_REQUIRED TASK 1_
Print everything in the interview on multi-GPU graphics from "PCPER:  What are" down to "configurations easily enough?".
_REQUIRED TASK 2_
Proceed with the interview on multi-GPU graphics, continuing from its final sentence.

_PASSAGE GIVEN_
Multi-GPU graphics and Conclusions

PCPER:  What are your thoughts on the current climate of multi-GPU systems?  Do you see that as a real benefit and do you think developers are able to take advantage of those kind of hardware configurations easily enough?

CARMACK: From a developer stand point the uncomfortable truth is that the console capabilities really dominate the development decisions today.  If you look at current titles and how they’ve done on the console, you know, high end action GPU based things, the consoles are so the dominate factor that it’s difficult to set things up so that you can do much to leverage the really extreme high end desktop settings.  Traditionally you get more resolution, where a console game might be designed for 720p and the high end PC you go ahead and run at 1080p or even higher resolution, that’s an obvious thing.  You crank up the resolution.  You turn off compression when you have 1GB of video memory available.  And also normally you can go from a 30 Hz console game to a 60 Hz PC game.  So there are a number of things you can crank up there on the PC, but it’s difficult to try and justify any radically different algorithm, something you would really do with 4x the power you’d have with a high end PC system. 

John Carmack on id Tech 6, Ray Tracing, Consoles, Physics and more - Graphics Cards 11
Doom 3 / id Tech 4, 2004 – courtesy of

PCPER:  Do you think NVIDIA and AMD are relying too heavily on the multi-GPU technology instead of pushing forward with true next-generation GPUs?  Will multi-GPU systems continue to be an option at all?

CARMACK: I’ve always been a big proponent of these high end boutique systems – way back from the early days of 3dfx I always thought it was a real feather in their cap early on that they could pay more money and have a bigger system and have it double up and just go faster.  I think it’s a really good option and certainly companies like NVIDIA and AMD are throwing all the resources they possible can at making the newer, next-generation cards.  But to be able to have this ability to just pay more money and get more performance out of a current generation is really useful thing to have.  Whether it makes sense for gaming to have these thousand dollar graphics cards is quite debatable but it’s really good for developers; to be able to target something high end that’s going to come out three years from now by being able to pay more money today for 2x more power.  Certainly the whole high end simulation business has benefited a lot from commoditization of scalable graphics.

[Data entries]
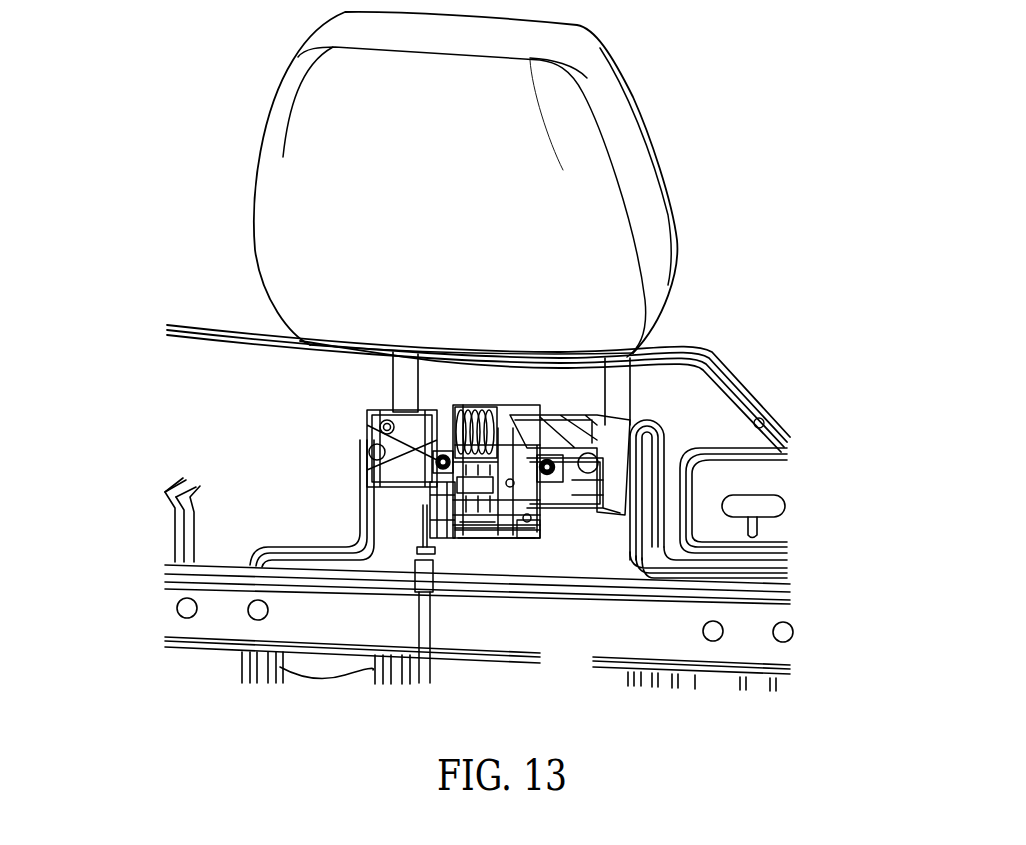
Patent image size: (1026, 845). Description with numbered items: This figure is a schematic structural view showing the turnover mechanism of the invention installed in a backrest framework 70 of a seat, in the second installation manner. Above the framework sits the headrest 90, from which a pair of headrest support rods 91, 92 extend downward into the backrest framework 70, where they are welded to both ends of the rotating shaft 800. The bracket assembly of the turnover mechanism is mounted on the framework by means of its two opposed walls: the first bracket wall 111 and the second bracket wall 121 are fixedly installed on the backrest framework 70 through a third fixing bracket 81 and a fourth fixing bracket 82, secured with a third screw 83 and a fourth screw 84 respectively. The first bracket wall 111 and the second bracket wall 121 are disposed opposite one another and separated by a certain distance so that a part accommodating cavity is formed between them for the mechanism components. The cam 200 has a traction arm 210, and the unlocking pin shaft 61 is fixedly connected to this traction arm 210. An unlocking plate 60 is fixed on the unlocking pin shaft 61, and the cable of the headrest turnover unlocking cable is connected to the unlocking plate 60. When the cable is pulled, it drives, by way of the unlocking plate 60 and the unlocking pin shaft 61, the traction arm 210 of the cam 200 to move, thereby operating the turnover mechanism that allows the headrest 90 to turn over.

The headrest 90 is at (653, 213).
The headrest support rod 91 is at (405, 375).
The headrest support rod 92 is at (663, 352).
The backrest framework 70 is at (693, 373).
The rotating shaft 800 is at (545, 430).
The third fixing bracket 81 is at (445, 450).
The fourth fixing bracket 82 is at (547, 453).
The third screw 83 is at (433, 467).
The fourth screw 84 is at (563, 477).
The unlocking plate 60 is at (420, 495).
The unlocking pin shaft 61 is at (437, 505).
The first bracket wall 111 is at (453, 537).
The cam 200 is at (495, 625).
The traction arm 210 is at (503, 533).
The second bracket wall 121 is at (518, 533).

==

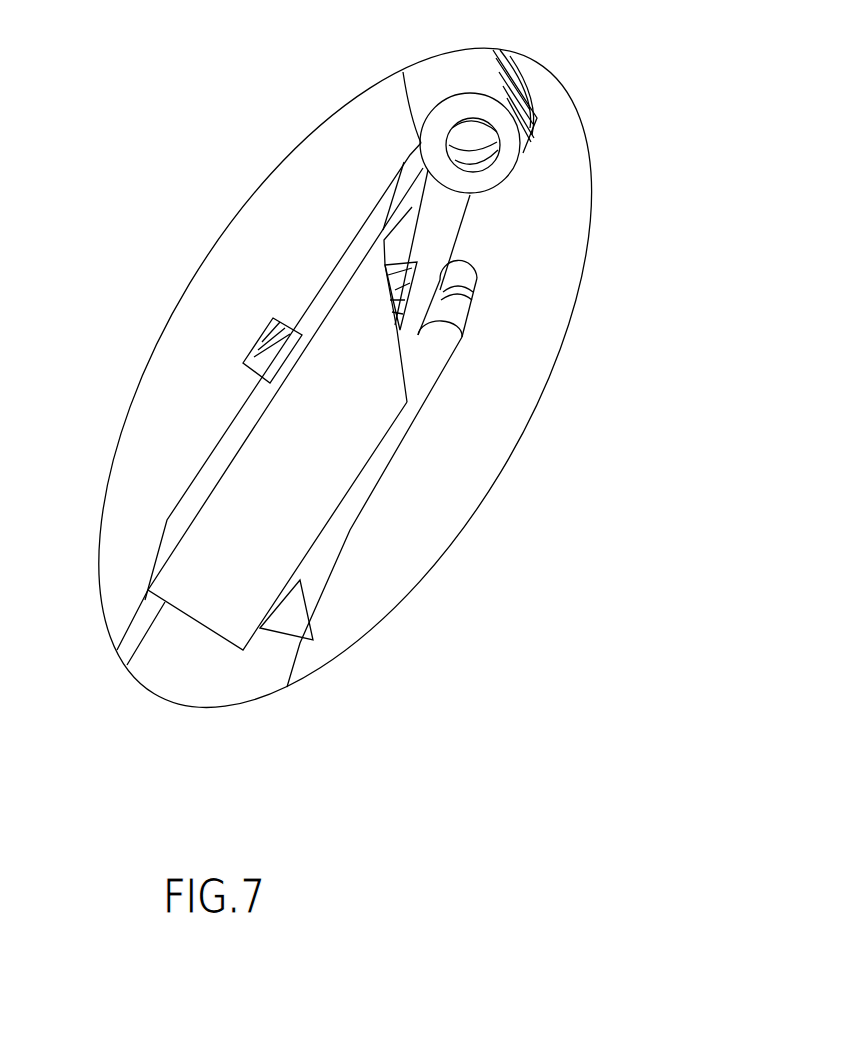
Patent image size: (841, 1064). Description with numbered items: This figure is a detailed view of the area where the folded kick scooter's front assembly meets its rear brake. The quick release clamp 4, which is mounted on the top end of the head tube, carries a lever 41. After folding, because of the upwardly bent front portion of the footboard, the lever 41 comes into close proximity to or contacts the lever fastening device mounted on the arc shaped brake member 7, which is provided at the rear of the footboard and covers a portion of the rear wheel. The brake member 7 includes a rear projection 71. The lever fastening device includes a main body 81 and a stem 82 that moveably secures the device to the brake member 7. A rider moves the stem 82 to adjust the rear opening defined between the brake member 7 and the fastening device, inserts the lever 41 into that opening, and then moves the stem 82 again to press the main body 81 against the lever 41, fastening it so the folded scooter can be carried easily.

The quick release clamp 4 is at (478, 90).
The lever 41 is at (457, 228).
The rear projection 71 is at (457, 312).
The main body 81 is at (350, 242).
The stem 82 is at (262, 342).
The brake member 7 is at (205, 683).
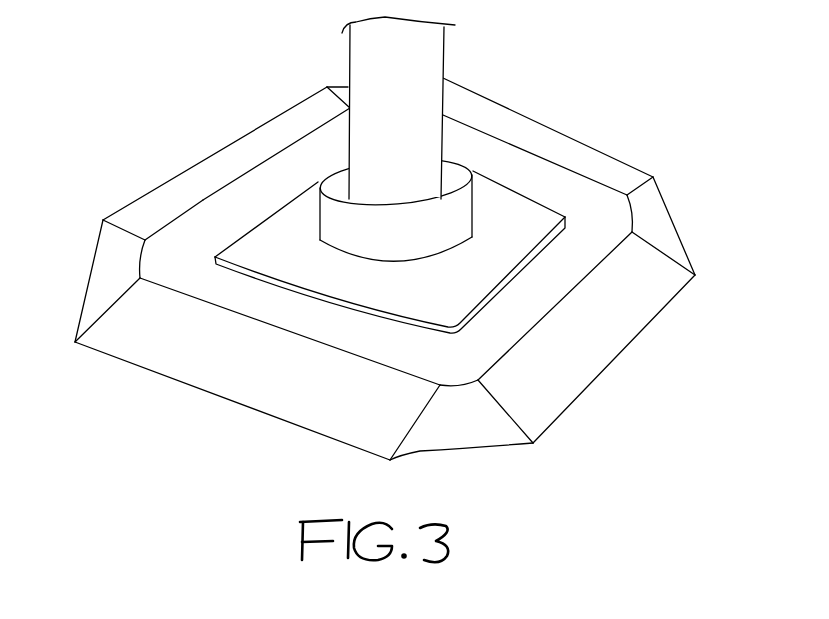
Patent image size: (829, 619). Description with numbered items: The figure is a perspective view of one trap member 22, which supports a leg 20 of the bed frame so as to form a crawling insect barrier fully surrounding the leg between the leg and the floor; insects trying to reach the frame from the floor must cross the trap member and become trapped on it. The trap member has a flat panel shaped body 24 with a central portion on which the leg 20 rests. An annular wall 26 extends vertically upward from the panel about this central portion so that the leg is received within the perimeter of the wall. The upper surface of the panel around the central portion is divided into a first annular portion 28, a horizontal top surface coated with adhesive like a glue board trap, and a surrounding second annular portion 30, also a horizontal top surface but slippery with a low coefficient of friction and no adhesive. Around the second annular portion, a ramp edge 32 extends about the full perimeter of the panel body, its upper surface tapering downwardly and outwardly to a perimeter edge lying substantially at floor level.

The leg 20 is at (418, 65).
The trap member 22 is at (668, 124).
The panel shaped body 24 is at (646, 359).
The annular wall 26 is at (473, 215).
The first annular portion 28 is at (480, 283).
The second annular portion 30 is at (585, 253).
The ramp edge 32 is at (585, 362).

_EXERCISE ANSWER 1_
PCPER:  What are your thoughts on the current climate of multi-GPU systems?  Do you see that as a real benefit and do you think developers are able to take advantage of those kind of hardware configurations easily enough?

_EXERCISE ANSWER 2_
Although on the down side it was clear that years back when everything was going in a fairly simple algorithmic approach as far as graphics engines where you just rendered to your frame buffer, it was easy for them to go ahead and chunk that frame buffer up into an arbitrary number of pieces. But now there is much more tight coupling between the graphics render and the GPUs where there are all sorts of feedbacks, rendering to sub buffers, going back and forth, getting dependent conditional query results, and it makes it a lot harder to just chunk the problem up like that.  But that’s the whole tale of multi-processing since the very beginning; we’re fighting that with multiple CPUs.  It’s the primary issue with advancing performance in computing.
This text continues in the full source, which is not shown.